Figure content listings:
━━━

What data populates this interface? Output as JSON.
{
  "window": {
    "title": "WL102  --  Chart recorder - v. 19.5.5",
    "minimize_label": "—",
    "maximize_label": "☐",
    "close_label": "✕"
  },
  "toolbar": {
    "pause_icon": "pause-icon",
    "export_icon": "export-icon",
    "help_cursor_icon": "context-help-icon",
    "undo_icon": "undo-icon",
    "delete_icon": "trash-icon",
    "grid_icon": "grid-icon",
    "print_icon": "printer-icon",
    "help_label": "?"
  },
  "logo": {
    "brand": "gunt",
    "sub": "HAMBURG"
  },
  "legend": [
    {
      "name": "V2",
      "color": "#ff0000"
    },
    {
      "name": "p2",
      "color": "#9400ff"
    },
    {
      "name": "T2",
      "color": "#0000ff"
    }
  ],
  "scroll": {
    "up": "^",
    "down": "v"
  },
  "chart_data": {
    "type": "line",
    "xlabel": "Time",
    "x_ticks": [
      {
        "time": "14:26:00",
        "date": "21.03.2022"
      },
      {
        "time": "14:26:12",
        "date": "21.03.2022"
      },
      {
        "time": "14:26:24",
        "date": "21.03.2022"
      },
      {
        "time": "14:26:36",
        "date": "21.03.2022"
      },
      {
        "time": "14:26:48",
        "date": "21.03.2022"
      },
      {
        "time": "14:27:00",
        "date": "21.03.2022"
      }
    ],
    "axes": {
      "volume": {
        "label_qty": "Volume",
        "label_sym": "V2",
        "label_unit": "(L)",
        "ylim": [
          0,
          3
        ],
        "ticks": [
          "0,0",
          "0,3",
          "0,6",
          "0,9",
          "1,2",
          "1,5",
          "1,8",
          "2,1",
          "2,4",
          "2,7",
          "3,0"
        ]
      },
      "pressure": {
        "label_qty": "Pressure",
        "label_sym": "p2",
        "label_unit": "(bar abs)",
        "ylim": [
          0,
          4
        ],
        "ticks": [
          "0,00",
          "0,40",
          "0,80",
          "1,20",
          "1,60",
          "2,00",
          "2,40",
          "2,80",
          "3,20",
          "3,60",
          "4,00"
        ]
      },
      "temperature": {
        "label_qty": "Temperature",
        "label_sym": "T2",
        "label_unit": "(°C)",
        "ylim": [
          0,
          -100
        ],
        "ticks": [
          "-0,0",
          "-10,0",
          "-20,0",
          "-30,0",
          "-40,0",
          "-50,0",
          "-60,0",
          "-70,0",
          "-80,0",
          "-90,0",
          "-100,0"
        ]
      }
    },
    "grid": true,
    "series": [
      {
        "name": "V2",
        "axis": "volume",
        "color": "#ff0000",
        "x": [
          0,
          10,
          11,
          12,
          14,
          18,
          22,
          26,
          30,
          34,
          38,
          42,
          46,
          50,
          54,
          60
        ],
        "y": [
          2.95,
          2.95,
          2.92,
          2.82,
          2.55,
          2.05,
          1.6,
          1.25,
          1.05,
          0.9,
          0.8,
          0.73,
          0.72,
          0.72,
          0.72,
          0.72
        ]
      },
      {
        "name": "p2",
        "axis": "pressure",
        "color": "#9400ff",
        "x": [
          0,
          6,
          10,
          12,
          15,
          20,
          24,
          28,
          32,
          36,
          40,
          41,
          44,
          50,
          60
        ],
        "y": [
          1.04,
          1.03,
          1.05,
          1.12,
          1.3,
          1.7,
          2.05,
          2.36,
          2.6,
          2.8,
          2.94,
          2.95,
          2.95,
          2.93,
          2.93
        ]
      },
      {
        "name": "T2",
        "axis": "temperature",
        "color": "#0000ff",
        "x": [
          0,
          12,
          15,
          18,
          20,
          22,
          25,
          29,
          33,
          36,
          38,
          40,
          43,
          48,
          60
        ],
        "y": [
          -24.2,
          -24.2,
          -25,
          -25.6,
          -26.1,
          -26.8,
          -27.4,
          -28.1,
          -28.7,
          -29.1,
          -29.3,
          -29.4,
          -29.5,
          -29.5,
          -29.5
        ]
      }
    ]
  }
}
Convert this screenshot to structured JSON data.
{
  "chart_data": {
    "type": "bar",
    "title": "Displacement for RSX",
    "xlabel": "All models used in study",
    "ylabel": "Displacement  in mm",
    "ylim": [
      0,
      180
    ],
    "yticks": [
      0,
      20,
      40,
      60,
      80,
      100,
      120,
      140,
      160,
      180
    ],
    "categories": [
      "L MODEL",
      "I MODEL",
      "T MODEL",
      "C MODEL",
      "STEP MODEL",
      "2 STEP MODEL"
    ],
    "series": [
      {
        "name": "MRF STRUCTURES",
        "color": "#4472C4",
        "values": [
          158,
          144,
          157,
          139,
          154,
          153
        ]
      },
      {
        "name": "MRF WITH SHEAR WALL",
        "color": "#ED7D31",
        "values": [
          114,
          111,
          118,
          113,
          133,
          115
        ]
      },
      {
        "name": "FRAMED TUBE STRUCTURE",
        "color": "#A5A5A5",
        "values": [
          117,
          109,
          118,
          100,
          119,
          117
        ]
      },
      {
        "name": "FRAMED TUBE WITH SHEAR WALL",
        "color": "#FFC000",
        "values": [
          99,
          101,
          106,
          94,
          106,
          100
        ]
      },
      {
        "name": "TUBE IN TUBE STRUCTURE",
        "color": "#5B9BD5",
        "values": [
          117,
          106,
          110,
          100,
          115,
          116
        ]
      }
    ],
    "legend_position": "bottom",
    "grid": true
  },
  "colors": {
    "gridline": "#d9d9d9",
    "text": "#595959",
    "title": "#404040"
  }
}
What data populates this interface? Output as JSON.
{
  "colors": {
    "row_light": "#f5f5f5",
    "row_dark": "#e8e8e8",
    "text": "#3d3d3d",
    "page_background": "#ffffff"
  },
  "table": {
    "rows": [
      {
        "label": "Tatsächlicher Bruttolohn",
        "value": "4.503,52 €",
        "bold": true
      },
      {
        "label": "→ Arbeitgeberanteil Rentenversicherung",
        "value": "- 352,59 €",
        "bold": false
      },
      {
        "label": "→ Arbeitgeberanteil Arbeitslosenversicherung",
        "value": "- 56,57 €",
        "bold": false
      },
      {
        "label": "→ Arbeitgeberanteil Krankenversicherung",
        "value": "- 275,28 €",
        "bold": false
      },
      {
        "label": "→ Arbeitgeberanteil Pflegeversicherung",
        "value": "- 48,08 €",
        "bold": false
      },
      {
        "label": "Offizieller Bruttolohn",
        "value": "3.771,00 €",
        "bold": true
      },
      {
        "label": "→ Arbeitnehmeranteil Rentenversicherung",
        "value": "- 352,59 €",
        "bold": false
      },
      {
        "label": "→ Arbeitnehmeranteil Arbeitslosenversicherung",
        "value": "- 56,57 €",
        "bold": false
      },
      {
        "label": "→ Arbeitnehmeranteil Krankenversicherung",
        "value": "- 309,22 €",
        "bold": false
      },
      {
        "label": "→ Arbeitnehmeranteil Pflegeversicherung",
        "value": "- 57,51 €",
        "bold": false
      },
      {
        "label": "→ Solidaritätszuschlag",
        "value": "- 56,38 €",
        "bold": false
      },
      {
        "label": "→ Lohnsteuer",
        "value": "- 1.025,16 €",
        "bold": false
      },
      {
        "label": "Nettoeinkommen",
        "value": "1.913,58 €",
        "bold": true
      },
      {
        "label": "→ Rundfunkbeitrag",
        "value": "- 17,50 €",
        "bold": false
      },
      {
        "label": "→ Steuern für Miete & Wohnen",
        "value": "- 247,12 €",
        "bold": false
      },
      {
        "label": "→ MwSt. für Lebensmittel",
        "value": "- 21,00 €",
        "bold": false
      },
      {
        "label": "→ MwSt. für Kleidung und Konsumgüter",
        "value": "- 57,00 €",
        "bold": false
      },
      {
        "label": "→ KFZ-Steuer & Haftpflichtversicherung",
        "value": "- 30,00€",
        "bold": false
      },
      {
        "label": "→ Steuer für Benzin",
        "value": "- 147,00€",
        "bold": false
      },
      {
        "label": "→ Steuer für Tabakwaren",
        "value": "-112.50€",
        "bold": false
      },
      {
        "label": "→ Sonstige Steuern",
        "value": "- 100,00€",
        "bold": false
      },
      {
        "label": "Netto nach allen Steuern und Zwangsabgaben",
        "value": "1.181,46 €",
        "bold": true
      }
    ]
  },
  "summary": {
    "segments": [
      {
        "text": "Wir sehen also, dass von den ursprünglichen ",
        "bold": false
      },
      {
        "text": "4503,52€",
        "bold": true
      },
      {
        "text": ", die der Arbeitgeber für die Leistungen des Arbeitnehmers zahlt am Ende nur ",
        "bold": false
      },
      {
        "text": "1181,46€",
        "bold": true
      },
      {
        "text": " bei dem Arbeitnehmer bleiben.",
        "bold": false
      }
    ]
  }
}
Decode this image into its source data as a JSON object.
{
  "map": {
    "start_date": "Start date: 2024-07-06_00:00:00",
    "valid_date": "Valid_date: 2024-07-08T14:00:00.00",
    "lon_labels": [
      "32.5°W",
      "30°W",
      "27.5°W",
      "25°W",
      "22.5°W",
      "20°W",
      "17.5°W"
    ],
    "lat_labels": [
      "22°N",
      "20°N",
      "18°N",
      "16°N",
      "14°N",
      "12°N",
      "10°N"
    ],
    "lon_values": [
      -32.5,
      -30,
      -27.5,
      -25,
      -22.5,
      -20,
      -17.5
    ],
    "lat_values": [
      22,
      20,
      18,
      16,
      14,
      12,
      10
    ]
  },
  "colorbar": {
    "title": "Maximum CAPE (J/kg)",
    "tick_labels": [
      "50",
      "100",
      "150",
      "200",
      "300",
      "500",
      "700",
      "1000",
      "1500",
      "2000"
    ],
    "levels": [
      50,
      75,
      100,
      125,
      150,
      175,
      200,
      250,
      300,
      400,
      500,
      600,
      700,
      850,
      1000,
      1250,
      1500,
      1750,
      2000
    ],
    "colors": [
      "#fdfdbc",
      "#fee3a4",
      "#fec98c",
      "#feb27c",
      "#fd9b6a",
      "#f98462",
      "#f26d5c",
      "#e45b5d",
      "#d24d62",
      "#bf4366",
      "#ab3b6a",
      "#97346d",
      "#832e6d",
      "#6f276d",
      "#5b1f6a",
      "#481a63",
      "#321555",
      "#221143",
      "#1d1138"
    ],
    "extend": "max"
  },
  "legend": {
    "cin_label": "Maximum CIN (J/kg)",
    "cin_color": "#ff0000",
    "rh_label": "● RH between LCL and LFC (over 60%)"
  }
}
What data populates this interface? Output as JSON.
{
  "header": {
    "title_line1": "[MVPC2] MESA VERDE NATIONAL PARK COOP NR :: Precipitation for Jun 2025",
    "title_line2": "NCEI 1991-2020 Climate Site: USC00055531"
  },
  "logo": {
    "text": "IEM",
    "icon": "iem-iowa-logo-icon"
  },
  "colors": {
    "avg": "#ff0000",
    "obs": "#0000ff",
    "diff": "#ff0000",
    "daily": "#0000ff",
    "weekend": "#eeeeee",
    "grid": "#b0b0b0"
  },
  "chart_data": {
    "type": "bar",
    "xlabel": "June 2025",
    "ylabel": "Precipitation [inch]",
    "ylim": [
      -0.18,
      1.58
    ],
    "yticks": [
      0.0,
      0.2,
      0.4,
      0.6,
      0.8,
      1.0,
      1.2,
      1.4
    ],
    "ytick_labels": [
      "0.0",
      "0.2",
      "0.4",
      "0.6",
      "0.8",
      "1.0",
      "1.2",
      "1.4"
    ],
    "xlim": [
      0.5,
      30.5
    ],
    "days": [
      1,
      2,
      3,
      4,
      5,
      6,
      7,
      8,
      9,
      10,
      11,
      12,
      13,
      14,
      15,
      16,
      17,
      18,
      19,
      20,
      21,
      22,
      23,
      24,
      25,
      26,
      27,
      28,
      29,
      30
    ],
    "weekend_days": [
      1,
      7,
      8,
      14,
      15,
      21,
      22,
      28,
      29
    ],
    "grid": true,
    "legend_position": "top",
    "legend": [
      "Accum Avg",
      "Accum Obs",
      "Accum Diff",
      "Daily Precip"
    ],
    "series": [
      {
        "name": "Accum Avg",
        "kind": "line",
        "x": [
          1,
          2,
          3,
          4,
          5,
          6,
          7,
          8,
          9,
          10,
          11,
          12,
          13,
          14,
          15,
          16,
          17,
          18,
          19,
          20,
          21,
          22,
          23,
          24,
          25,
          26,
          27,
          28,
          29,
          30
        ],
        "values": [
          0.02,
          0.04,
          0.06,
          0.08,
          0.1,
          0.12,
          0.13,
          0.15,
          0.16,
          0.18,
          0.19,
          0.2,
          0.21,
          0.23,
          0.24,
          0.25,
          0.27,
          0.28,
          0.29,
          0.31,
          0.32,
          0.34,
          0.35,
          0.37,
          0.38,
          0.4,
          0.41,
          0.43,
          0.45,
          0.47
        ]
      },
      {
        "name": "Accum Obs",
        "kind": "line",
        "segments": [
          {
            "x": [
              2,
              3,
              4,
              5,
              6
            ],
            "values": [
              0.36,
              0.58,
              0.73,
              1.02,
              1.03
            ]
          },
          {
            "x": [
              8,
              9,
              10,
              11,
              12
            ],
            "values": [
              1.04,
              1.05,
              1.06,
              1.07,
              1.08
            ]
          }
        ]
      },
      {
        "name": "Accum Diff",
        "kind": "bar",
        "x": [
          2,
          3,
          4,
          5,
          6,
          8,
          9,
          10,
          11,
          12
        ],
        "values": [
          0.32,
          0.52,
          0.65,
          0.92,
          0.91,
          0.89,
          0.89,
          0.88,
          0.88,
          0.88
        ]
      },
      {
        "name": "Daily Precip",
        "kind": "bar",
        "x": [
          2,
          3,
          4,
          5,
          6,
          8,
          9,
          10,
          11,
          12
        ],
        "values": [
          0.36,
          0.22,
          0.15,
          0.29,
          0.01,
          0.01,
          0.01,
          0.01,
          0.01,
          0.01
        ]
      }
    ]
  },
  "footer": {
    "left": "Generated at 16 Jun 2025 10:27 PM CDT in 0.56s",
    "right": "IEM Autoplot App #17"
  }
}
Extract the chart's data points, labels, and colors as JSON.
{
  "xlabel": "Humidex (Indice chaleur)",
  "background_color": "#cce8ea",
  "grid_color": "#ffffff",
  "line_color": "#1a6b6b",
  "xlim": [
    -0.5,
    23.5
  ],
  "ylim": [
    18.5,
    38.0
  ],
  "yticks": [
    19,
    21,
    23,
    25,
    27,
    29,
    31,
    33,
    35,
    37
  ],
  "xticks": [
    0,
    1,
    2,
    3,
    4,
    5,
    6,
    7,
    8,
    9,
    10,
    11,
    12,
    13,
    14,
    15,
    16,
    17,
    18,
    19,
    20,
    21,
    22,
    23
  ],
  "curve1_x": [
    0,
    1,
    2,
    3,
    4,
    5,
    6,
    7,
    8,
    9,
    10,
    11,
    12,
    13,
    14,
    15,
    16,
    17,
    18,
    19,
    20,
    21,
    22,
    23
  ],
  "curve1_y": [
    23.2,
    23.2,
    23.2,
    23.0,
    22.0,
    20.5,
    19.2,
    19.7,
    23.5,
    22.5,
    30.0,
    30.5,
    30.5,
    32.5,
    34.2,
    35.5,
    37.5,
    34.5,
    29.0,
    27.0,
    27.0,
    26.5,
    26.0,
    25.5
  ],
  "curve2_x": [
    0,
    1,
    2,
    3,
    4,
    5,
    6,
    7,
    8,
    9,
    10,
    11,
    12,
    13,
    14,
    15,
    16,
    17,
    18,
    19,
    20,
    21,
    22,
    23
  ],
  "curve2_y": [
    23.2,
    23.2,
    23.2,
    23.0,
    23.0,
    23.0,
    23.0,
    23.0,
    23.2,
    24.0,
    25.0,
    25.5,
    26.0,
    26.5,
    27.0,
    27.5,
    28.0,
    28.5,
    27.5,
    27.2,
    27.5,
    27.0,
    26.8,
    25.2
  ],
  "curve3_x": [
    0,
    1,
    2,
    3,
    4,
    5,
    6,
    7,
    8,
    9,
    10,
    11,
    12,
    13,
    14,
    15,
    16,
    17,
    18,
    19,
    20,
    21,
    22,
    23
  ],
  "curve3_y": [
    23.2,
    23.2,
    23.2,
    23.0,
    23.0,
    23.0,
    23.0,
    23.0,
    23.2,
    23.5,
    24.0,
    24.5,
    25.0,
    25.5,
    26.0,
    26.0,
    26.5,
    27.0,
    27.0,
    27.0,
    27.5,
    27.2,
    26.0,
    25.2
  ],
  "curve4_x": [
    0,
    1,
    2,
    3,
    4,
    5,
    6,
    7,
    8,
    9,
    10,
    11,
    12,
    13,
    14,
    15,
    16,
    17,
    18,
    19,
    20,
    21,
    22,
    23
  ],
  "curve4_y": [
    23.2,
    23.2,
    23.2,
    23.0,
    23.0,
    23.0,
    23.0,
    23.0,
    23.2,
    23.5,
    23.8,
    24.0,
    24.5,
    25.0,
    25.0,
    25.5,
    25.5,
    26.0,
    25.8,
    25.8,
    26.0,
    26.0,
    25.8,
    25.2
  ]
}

━━━

> Written instruction: Report how many lines in the listing above include the word "ylabel". Give nothing but the number.

> Problem solution: 2